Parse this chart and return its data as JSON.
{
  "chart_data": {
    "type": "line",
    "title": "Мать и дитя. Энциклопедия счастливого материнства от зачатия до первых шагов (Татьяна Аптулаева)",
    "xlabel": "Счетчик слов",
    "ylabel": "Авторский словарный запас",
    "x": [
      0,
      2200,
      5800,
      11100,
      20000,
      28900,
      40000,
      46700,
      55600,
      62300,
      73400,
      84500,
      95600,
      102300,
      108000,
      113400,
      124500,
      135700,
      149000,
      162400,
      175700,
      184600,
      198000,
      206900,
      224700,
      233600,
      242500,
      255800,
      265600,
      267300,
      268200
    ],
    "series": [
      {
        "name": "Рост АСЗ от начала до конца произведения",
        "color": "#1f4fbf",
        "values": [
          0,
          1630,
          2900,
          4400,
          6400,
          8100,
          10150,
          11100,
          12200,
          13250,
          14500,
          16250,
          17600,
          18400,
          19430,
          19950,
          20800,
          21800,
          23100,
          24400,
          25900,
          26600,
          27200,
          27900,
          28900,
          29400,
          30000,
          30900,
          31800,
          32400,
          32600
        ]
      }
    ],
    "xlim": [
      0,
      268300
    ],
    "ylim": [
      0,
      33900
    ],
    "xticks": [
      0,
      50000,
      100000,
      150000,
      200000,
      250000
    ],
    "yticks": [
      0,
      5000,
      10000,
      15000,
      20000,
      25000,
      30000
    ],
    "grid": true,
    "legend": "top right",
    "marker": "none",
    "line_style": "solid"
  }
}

**Set task:** Take the entries above and transcribe them in full.

**Solution to this task:**
Parse this chart and return its data as JSON.
{
  "chart_data": {
    "type": "line",
    "title": "Мать и дитя. Энциклопедия счастливого материнства от зачатия до первых шагов (Татьяна Аптулаева)",
    "xlabel": "Счетчик слов",
    "ylabel": "Авторский словарный запас",
    "x": [
      0,
      2200,
      5800,
      11100,
      20000,
      28900,
      40000,
      46700,
      55600,
      62300,
      73400,
      84500,
      95600,
      102300,
      108000,
      113400,
      124500,
      135700,
      149000,
      162400,
      175700,
      184600,
      198000,
      206900,
      224700,
      233600,
      242500,
      255800,
      265600,
      267300,
      268200
    ],
    "series": [
      {
        "name": "Рост АСЗ от начала до конца произведения",
        "color": "#1f4fbf",
        "values": [
          0,
          1630,
          2900,
          4400,
          6400,
          8100,
          10150,
          11100,
          12200,
          13250,
          14500,
          16250,
          17600,
          18400,
          19430,
          19950,
          20800,
          21800,
          23100,
          24400,
          25900,
          26600,
          27200,
          27900,
          28900,
          29400,
          30000,
          30900,
          31800,
          32400,
          32600
        ]
      }
    ],
    "xlim": [
      0,
      268300
    ],
    "ylim": [
      0,
      33900
    ],
    "xticks": [
      0,
      50000,
      100000,
      150000,
      200000,
      250000
    ],
    "yticks": [
      0,
      5000,
      10000,
      15000,
      20000,
      25000,
      30000
    ],
    "grid": true,
    "legend": "top right",
    "marker": "none",
    "line_style": "solid"
  }
}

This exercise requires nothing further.